%%

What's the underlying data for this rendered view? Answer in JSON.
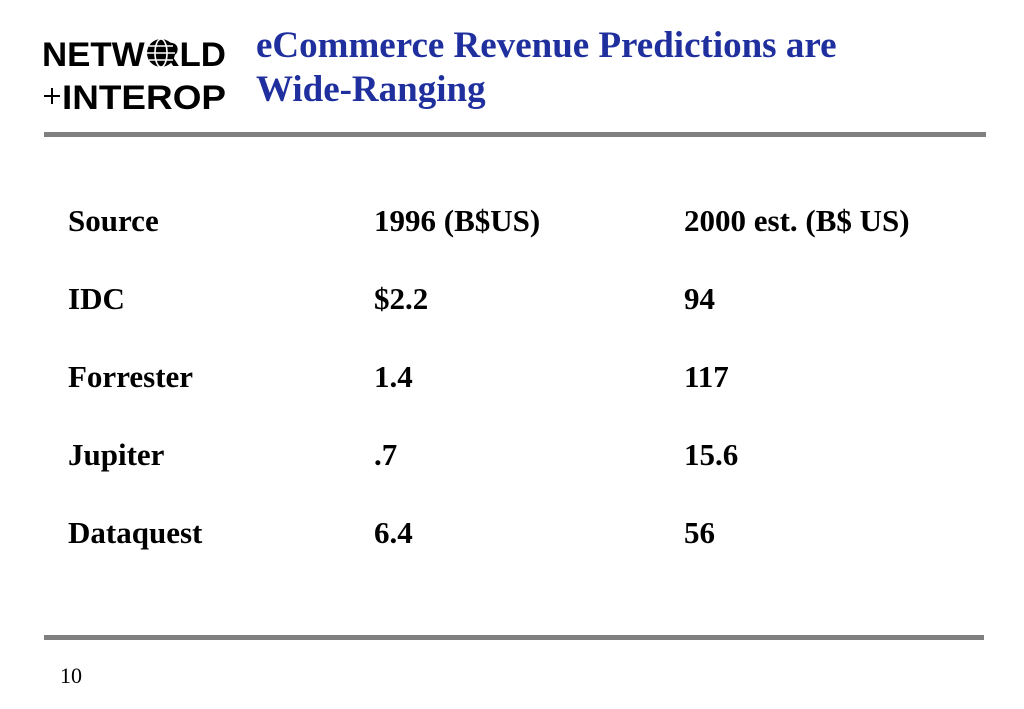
{
  "logo": {
    "line1": "NETWORLD",
    "line2": "+INTEROP"
  },
  "title": {
    "line1": "eCommerce Revenue Predictions are",
    "line2": "Wide-Ranging"
  },
  "colors": {
    "title": "#1f2f9e",
    "rule": "#808080"
  },
  "table": {
    "headers": [
      "Source",
      "1996 (B$US)",
      "2000 est. (B$ US)"
    ],
    "rows": [
      [
        "IDC",
        "$2.2",
        "94"
      ],
      [
        "Forrester",
        "1.4",
        "117"
      ],
      [
        "Jupiter",
        ".7",
        "15.6"
      ],
      [
        "Dataquest",
        "6.4",
        "56"
      ]
    ]
  },
  "page_number": "10"
}
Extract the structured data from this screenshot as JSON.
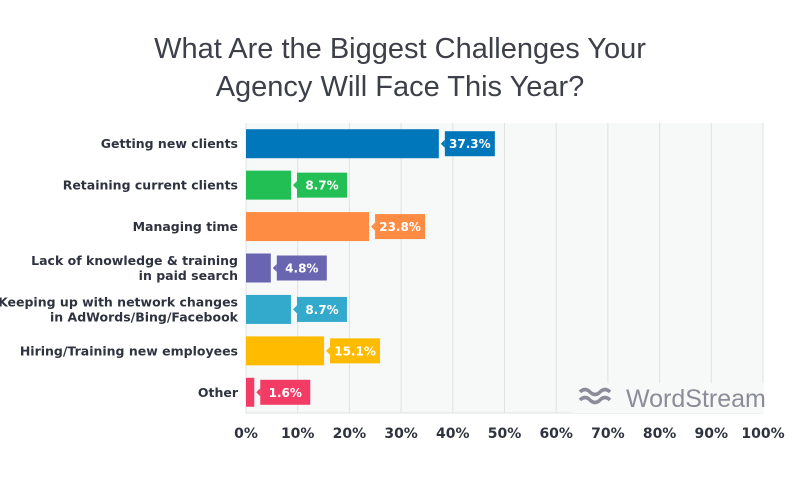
{
  "chart_data": {
    "type": "bar",
    "orientation": "horizontal",
    "title": "What Are the Biggest Challenges Your Agency Will Face This Year?",
    "title_lines": [
      "What Are the Biggest Challenges Your",
      "Agency Will Face This Year?"
    ],
    "categories": [
      [
        "Getting new clients"
      ],
      [
        "Retaining current clients"
      ],
      [
        "Managing time"
      ],
      [
        "Lack of knowledge & training",
        "in paid search"
      ],
      [
        "Keeping up with network changes",
        "in AdWords/Bing/Facebook"
      ],
      [
        "Hiring/Training new employees"
      ],
      [
        "Other"
      ]
    ],
    "values": [
      37.3,
      8.7,
      23.8,
      4.8,
      8.7,
      15.1,
      1.6
    ],
    "data_labels": [
      "37.3%",
      "8.7%",
      "23.8%",
      "4.8%",
      "8.7%",
      "15.1%",
      "1.6%"
    ],
    "colors": [
      "#0077bb",
      "#22bf55",
      "#ff8c42",
      "#6a65b1",
      "#33aacc",
      "#ffbb00",
      "#f23c66"
    ],
    "xlim": [
      0,
      100
    ],
    "xticks": [
      "0%",
      "10%",
      "20%",
      "30%",
      "40%",
      "50%",
      "60%",
      "70%",
      "80%",
      "90%",
      "100%"
    ],
    "grid": true,
    "plot_background": "#f7f8f8",
    "watermark": "WordStream"
  }
}
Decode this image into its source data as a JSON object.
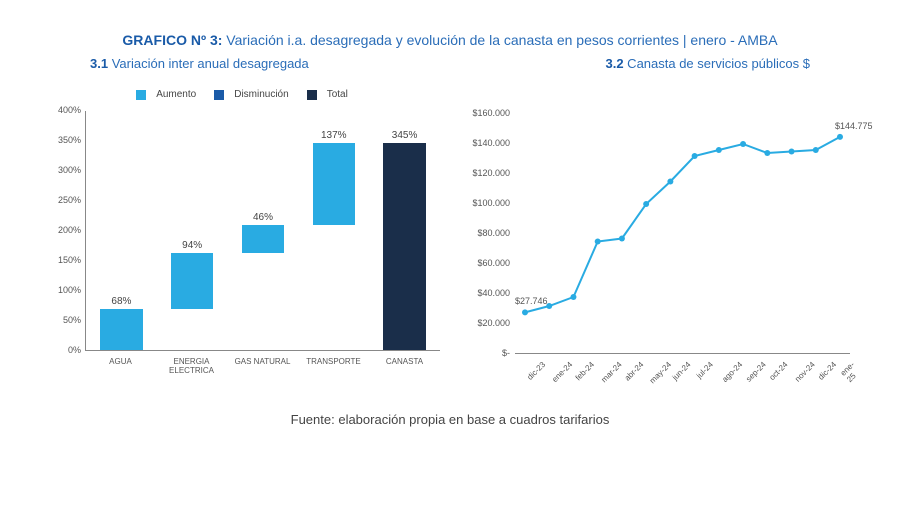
{
  "title": {
    "bold": "GRAFICO Nº 3:",
    "rest": " Variación i.a. desagregada y evolución de la canasta en pesos corrientes | enero - AMBA"
  },
  "sub1": {
    "bold": "3.1",
    "text": " Variación inter anual desagregada"
  },
  "sub2": {
    "bold": "3.2",
    "text": " Canasta de servicios públicos $"
  },
  "legend": {
    "items": [
      {
        "label": "Aumento",
        "color": "#29abe2"
      },
      {
        "label": "Disminución",
        "color": "#1a5ba8"
      },
      {
        "label": "Total",
        "color": "#1a2e4a"
      }
    ]
  },
  "bar_chart": {
    "ymax": 400,
    "ytick_step": 50,
    "yticks": [
      "0%",
      "50%",
      "100%",
      "150%",
      "200%",
      "250%",
      "300%",
      "350%",
      "400%"
    ],
    "categories": [
      {
        "name": "AGUA",
        "increase_start": 0,
        "increase_height": 68,
        "label": "68%",
        "color": "#29abe2",
        "total": false
      },
      {
        "name": "ENERGIA ELECTRICA",
        "increase_start": 68,
        "increase_height": 94,
        "label": "94%",
        "color": "#29abe2",
        "total": false
      },
      {
        "name": "GAS NATURAL",
        "increase_start": 162,
        "increase_height": 46,
        "label": "46%",
        "color": "#29abe2",
        "total": false
      },
      {
        "name": "TRANSPORTE",
        "increase_start": 208,
        "increase_height": 137,
        "label": "137%",
        "color": "#29abe2",
        "total": false
      },
      {
        "name": "CANASTA",
        "increase_start": 0,
        "increase_height": 345,
        "label": "345%",
        "color": "#1a2e4a",
        "total": true
      }
    ]
  },
  "line_chart": {
    "ymax": 160000,
    "ytick_step": 20000,
    "yticks": [
      "$-",
      "$20.000",
      "$40.000",
      "$60.000",
      "$80.000",
      "$100.000",
      "$120.000",
      "$140.000",
      "$160.000"
    ],
    "points": [
      {
        "x": "dic-23",
        "y": 27746,
        "label": "$27.746",
        "show_label": true
      },
      {
        "x": "ene-24",
        "y": 32000
      },
      {
        "x": "feb-24",
        "y": 38000
      },
      {
        "x": "mar-24",
        "y": 75000
      },
      {
        "x": "abr-24",
        "y": 77000
      },
      {
        "x": "may-24",
        "y": 100000
      },
      {
        "x": "jun-24",
        "y": 115000
      },
      {
        "x": "jul-24",
        "y": 132000
      },
      {
        "x": "ago-24",
        "y": 136000
      },
      {
        "x": "sep-24",
        "y": 140000
      },
      {
        "x": "oct-24",
        "y": 134000
      },
      {
        "x": "nov-24",
        "y": 135000
      },
      {
        "x": "dic-24",
        "y": 136000
      },
      {
        "x": "ene-25",
        "y": 144775,
        "label": "$144.775",
        "show_label": true
      }
    ],
    "line_color": "#29abe2",
    "marker_color": "#29abe2"
  },
  "source": "Fuente: elaboración propia en base a cuadros tarifarios"
}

%%

# Goal of the exercise
Return the lines of the records that include the string "Challenges".

# Final result
    "title": "What Are the Biggest Challenges Your Agency Will Face This Year?",
      "What Are the Biggest Challenges Your",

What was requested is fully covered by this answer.